§ EXERCISE PROMPT
The material below should be written out in full and exactly; pictures stay out of the copy.

§ RECORDS SUPPLIED
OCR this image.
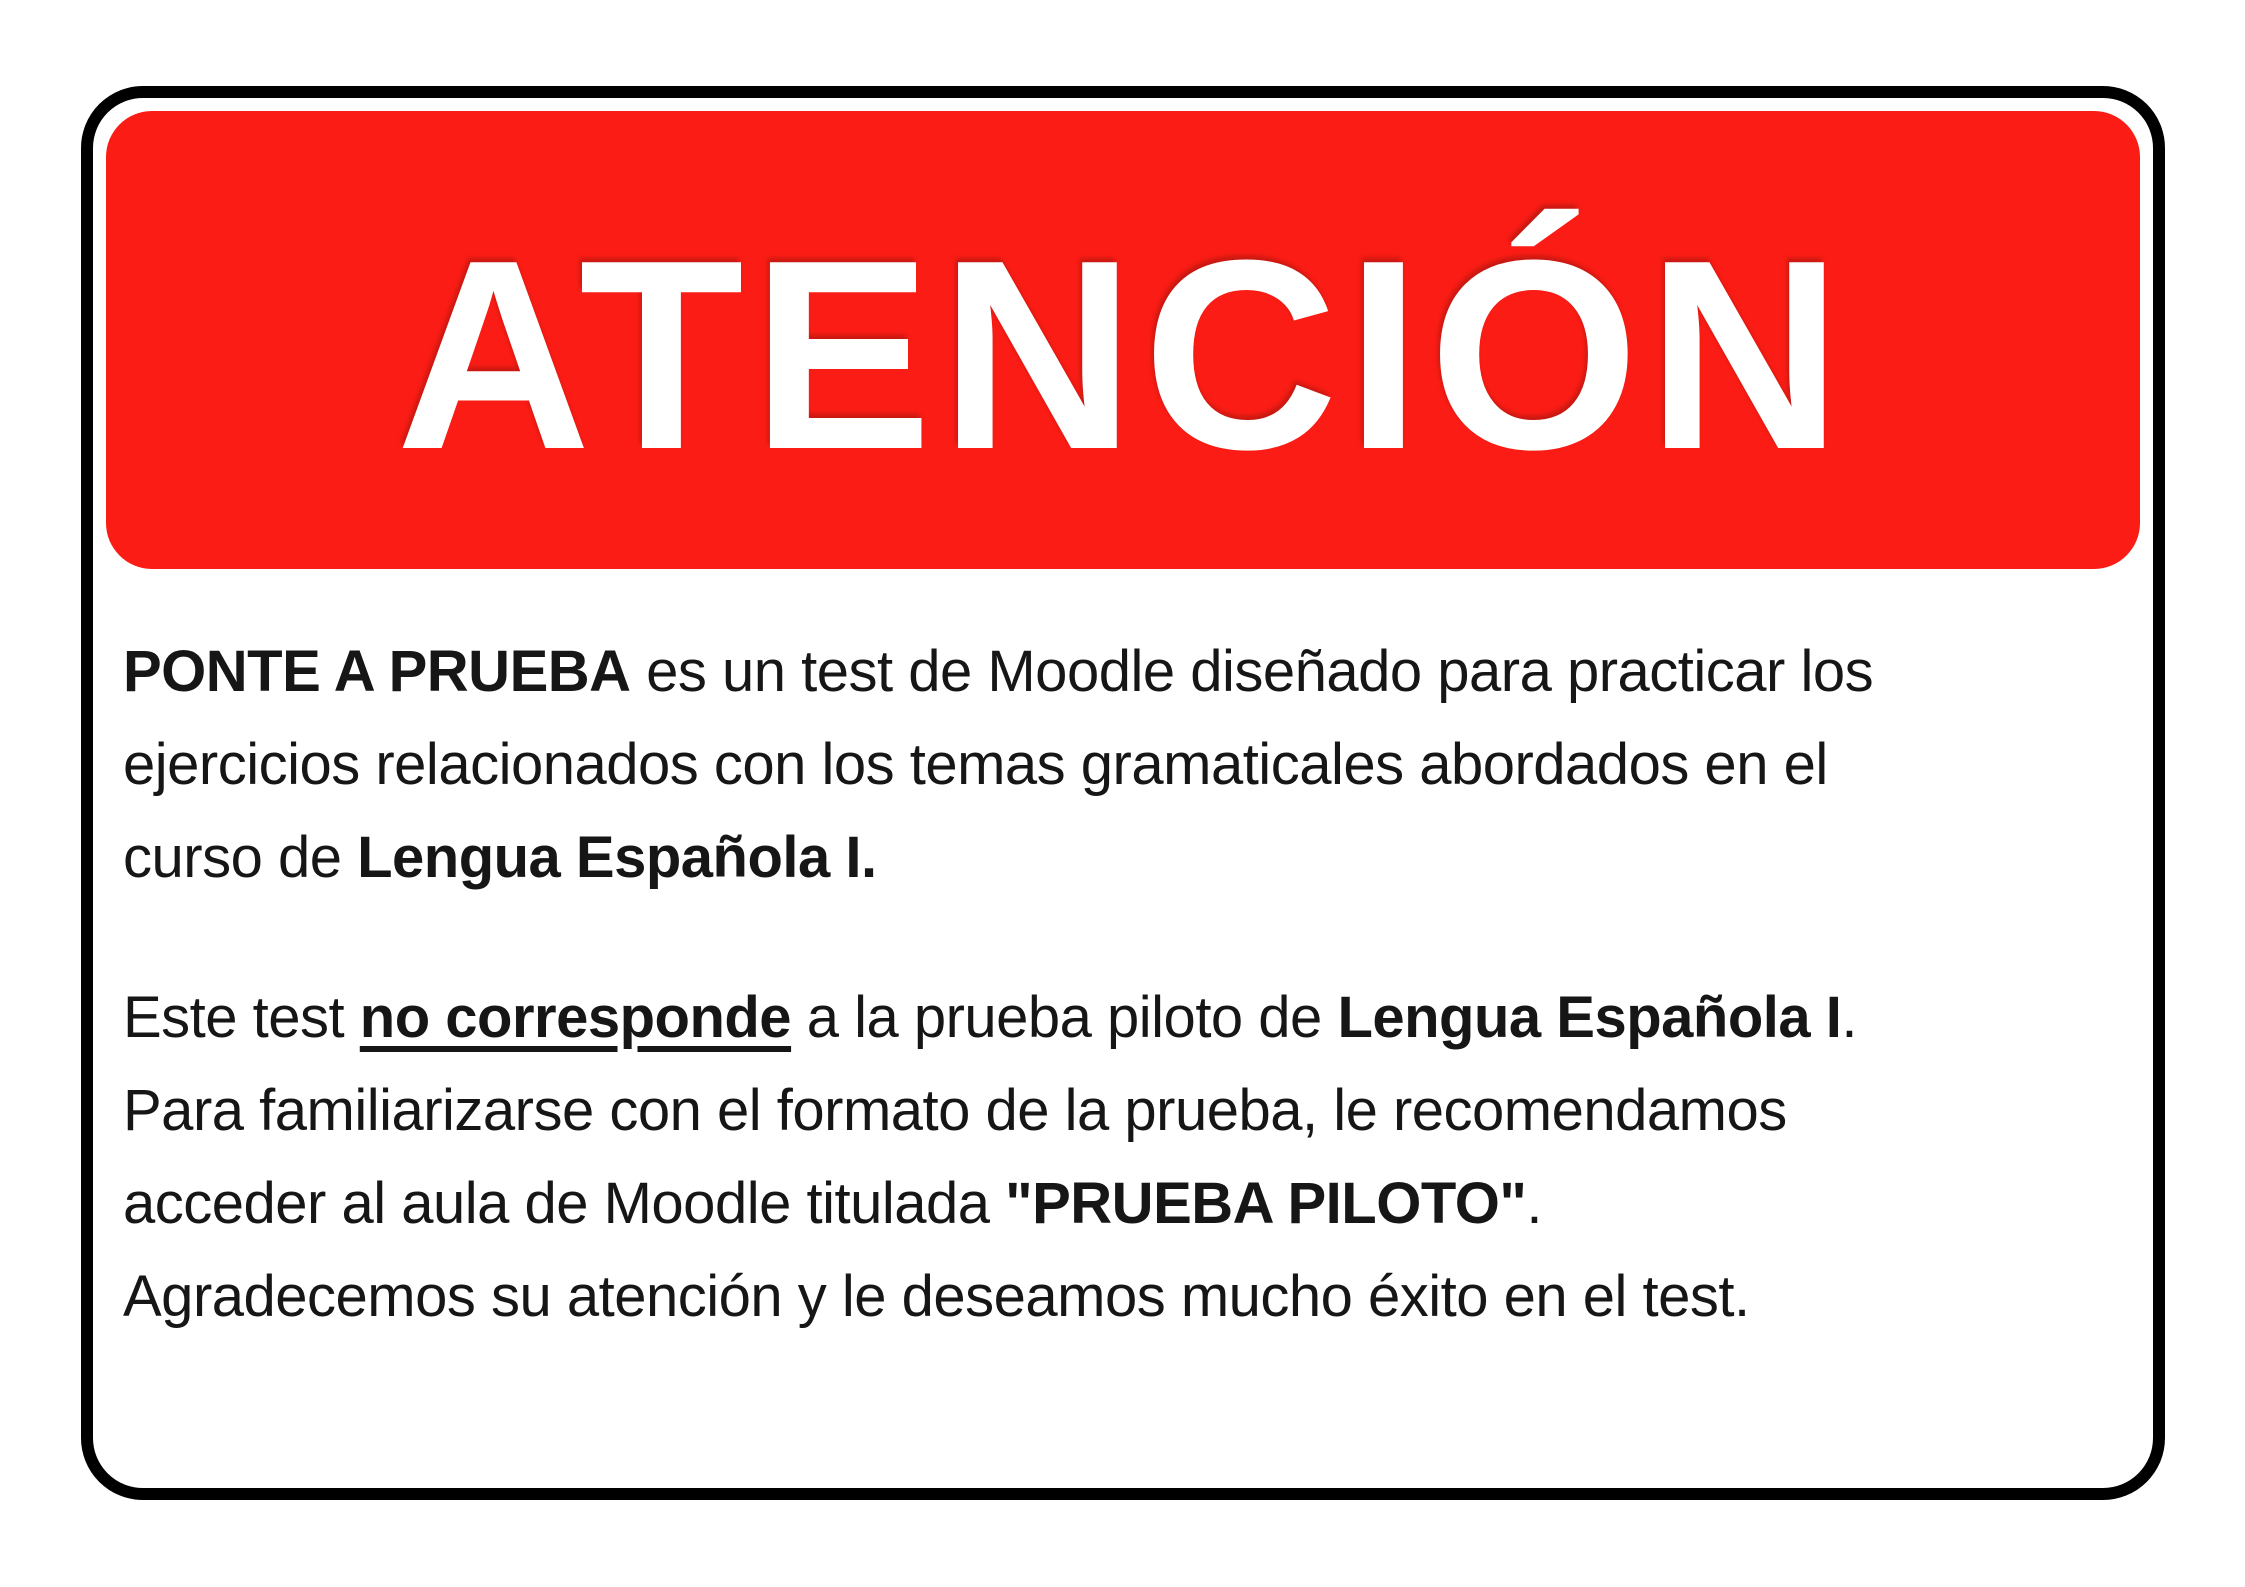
ATENCIÓN

PONTE A PRUEBA es un test de Moodle diseñado para practicar los
ejercicios relacionados con los temas gramaticales abordados en el
curso de Lengua Española I.

Este test no corresponde a la prueba piloto de Lengua Española I.
Para familiarizarse con el formato de la prueba, le recomendamos
acceder al aula de Moodle titulada "PRUEBA PILOTO".
Agradecemos su atención y le deseamos mucho éxito en el test.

§ REPLY TO THE EXERCISE
OCR this image.
ATENCIÓN

PONTE A PRUEBA es un test de Moodle diseñado para practicar los
ejercicios relacionados con los temas gramaticales abordados en el
curso de Lengua Española I.

Este test no corresponde a la prueba piloto de Lengua Española I.
Para familiarizarse con el formato de la prueba, le recomendamos
acceder al aula de Moodle titulada "PRUEBA PILOTO".
Agradecemos su atención y le deseamos mucho éxito en el test.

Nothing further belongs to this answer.